PROVIDED DATA>

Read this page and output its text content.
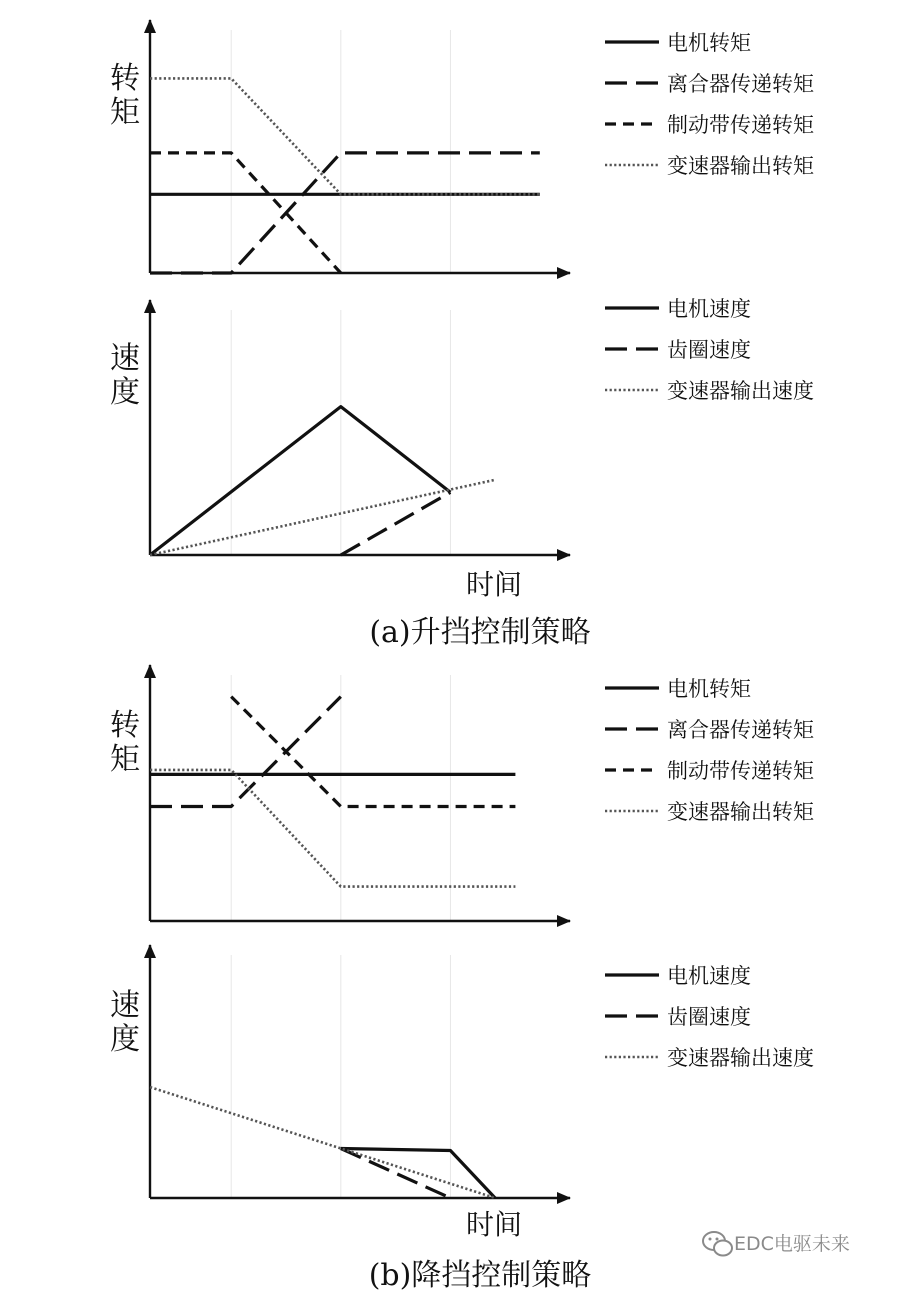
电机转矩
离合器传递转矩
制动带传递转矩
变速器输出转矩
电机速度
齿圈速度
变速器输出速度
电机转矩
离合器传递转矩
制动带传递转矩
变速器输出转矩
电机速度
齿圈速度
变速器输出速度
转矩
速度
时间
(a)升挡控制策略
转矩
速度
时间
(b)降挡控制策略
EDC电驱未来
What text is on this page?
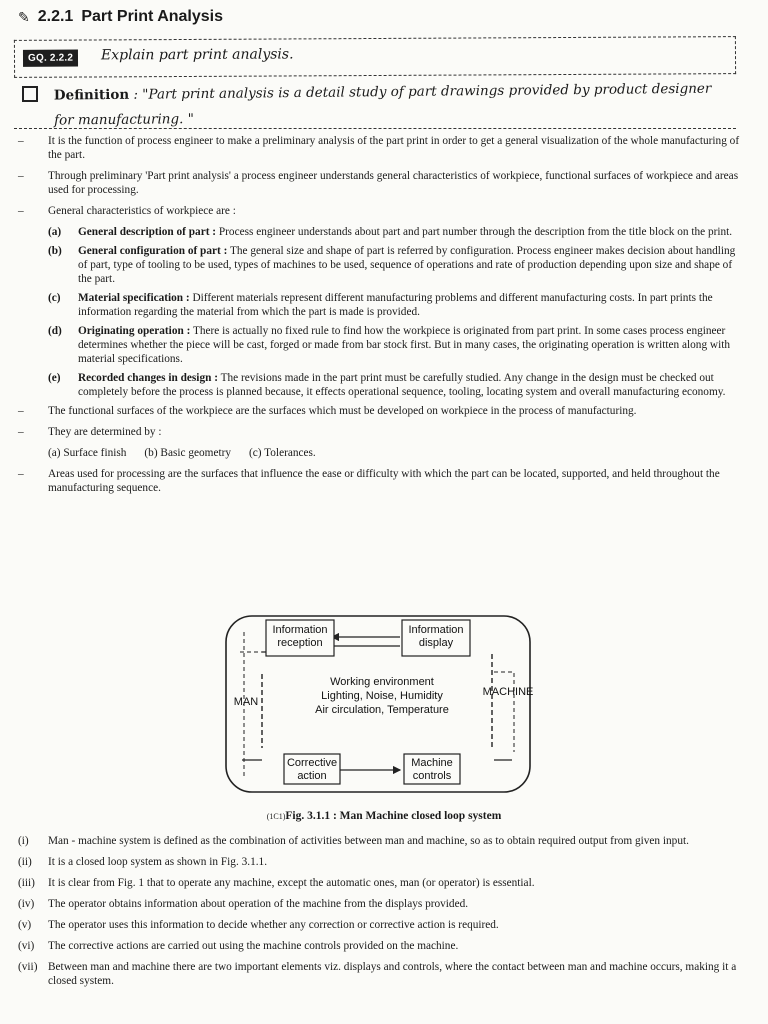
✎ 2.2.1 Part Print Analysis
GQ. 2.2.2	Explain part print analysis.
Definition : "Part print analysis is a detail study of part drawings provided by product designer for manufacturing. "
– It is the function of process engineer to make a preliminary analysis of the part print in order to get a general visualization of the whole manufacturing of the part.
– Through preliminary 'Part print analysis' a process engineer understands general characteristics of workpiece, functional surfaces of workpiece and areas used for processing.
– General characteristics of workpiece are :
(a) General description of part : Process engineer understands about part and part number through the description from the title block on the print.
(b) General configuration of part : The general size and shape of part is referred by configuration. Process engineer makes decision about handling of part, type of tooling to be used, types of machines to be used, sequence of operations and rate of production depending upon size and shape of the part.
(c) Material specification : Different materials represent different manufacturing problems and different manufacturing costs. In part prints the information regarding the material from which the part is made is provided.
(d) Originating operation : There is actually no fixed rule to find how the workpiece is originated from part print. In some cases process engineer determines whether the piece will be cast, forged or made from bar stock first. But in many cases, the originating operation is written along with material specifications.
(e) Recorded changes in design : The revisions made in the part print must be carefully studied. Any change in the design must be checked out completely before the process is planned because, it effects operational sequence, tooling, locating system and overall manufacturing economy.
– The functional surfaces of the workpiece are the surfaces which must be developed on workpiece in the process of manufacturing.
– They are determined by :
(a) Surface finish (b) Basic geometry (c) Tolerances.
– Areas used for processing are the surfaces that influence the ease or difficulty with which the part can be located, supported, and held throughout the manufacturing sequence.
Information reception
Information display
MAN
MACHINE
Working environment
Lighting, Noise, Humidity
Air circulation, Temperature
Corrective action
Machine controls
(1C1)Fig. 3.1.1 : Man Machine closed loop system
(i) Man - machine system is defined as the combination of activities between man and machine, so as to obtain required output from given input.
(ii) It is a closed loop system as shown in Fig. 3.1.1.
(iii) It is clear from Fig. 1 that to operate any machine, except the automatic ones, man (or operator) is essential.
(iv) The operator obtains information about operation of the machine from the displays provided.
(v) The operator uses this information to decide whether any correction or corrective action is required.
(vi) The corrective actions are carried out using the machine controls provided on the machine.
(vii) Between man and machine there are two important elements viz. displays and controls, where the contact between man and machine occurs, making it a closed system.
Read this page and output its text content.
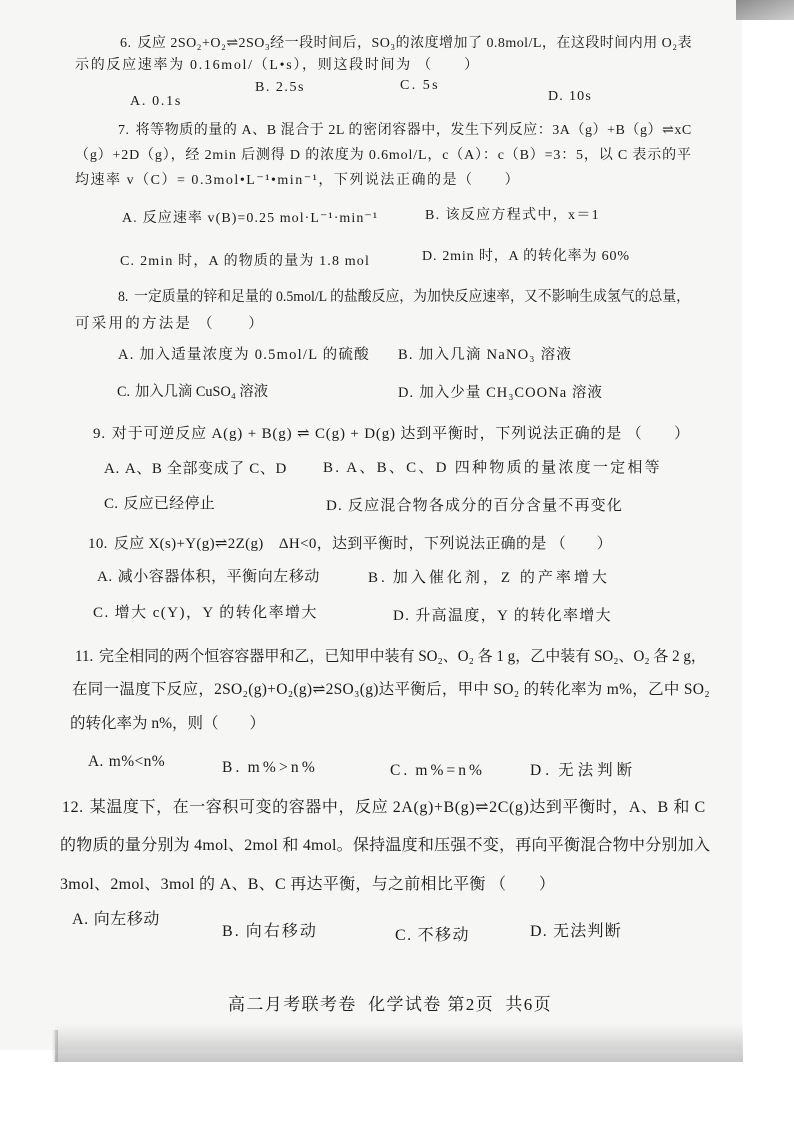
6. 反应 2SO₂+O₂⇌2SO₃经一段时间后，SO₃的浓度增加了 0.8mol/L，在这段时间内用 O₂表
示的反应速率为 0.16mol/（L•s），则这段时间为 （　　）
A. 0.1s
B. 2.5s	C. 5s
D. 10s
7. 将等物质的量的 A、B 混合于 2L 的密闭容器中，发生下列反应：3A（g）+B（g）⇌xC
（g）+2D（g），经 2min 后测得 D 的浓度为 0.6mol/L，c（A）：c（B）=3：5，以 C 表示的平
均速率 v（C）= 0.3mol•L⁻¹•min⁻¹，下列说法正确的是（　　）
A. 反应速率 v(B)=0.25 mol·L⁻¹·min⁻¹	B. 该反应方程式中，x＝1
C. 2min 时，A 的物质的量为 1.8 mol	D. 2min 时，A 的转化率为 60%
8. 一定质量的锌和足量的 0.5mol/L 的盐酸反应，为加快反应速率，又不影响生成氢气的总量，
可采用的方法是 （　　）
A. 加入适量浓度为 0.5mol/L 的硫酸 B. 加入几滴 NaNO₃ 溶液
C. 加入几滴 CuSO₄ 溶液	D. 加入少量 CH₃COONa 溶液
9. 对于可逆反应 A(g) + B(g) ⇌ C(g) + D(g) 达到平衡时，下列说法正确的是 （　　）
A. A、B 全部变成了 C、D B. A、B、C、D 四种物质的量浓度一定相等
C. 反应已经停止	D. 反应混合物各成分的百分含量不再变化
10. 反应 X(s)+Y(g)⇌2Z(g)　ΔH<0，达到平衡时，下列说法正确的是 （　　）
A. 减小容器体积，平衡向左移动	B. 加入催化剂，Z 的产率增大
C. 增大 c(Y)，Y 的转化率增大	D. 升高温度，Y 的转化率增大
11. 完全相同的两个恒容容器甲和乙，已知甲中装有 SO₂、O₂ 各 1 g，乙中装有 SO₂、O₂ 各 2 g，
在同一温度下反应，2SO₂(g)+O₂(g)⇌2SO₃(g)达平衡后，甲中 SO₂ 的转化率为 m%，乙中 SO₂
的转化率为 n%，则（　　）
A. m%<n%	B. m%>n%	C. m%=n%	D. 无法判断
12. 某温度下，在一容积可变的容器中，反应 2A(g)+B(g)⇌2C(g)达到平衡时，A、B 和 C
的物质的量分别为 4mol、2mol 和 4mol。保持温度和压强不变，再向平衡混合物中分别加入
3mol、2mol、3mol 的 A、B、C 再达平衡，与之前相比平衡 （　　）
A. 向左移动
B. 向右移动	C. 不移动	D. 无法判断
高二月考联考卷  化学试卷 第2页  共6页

--

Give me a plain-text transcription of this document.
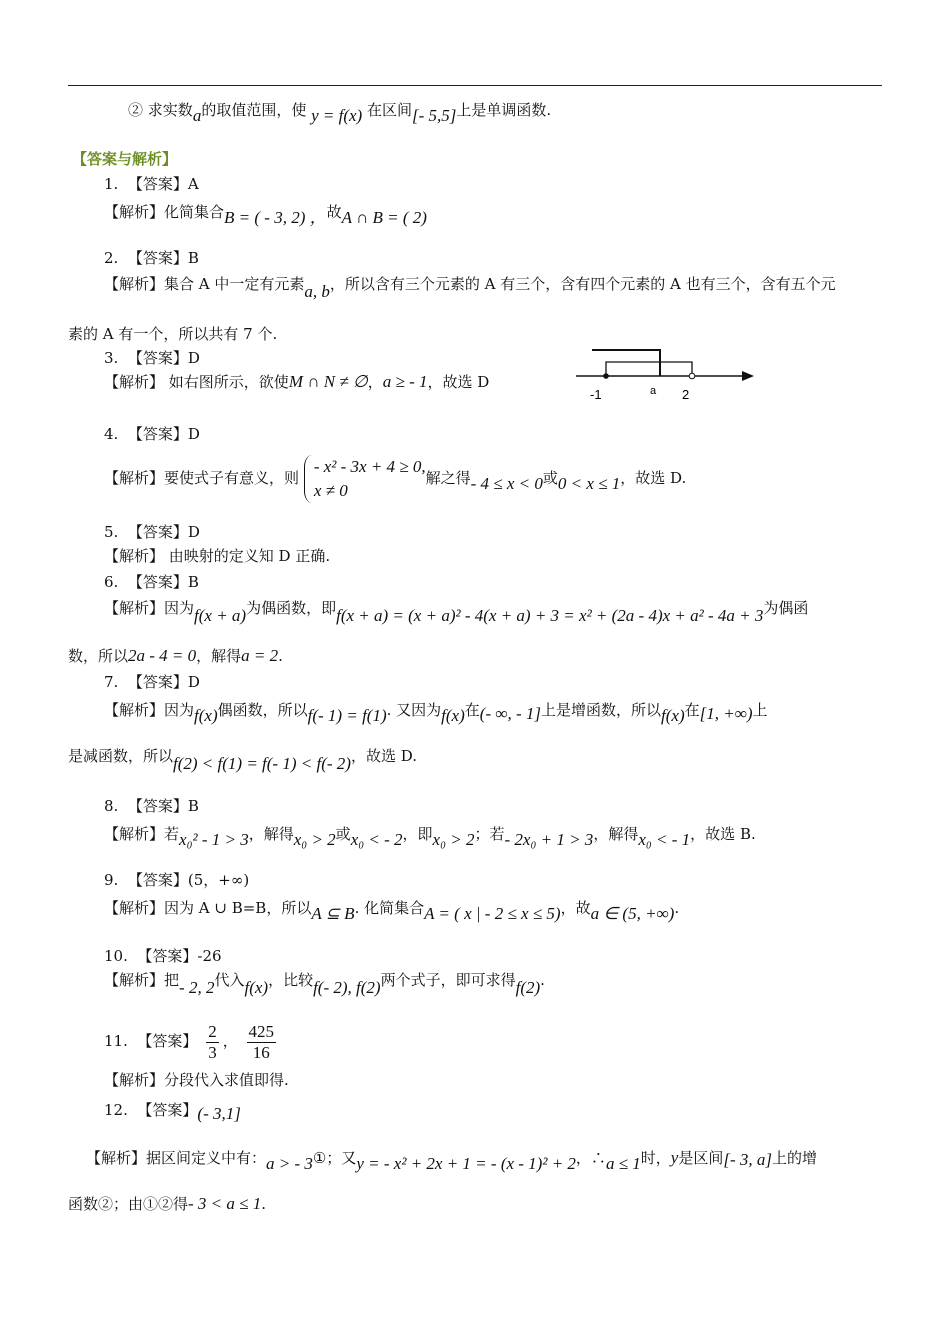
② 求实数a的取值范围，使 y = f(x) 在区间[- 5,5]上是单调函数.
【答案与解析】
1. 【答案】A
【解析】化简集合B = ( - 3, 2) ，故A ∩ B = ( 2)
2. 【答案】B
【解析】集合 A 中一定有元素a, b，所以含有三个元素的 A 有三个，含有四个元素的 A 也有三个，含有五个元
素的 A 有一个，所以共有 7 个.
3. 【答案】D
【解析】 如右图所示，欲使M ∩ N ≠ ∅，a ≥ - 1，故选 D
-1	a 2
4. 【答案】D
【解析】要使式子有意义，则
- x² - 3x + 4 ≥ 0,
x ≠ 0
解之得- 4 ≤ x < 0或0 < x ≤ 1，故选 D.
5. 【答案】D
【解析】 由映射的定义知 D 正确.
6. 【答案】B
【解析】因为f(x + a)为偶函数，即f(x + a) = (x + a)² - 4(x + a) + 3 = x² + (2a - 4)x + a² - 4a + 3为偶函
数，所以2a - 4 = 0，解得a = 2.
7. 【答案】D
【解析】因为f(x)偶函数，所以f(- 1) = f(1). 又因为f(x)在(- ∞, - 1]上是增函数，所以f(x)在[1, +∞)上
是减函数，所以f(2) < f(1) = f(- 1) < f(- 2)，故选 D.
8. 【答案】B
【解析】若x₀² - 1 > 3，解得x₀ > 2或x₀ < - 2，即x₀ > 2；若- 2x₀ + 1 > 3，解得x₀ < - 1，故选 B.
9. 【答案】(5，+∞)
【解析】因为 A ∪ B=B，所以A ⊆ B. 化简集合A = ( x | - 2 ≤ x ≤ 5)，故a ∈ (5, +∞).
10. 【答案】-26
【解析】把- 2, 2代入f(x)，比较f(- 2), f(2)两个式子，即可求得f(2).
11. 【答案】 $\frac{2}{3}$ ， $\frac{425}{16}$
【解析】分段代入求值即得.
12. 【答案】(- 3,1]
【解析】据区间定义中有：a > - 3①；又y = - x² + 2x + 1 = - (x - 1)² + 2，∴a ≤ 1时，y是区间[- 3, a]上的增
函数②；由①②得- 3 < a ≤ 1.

DIRECTIVE> Locate the word "preliminary" in the data above. Copy every line carrying it.

OUTPUT FOR THIS EXERCISE>
– It is the function of process engineer to make a preliminary analysis of the part print in order to get a general visualization of the whole manufacturing of the part.
– Through preliminary 'Part print analysis' a process engineer understands general characteristics of workpiece, functional surfaces of workpiece and areas used for processing.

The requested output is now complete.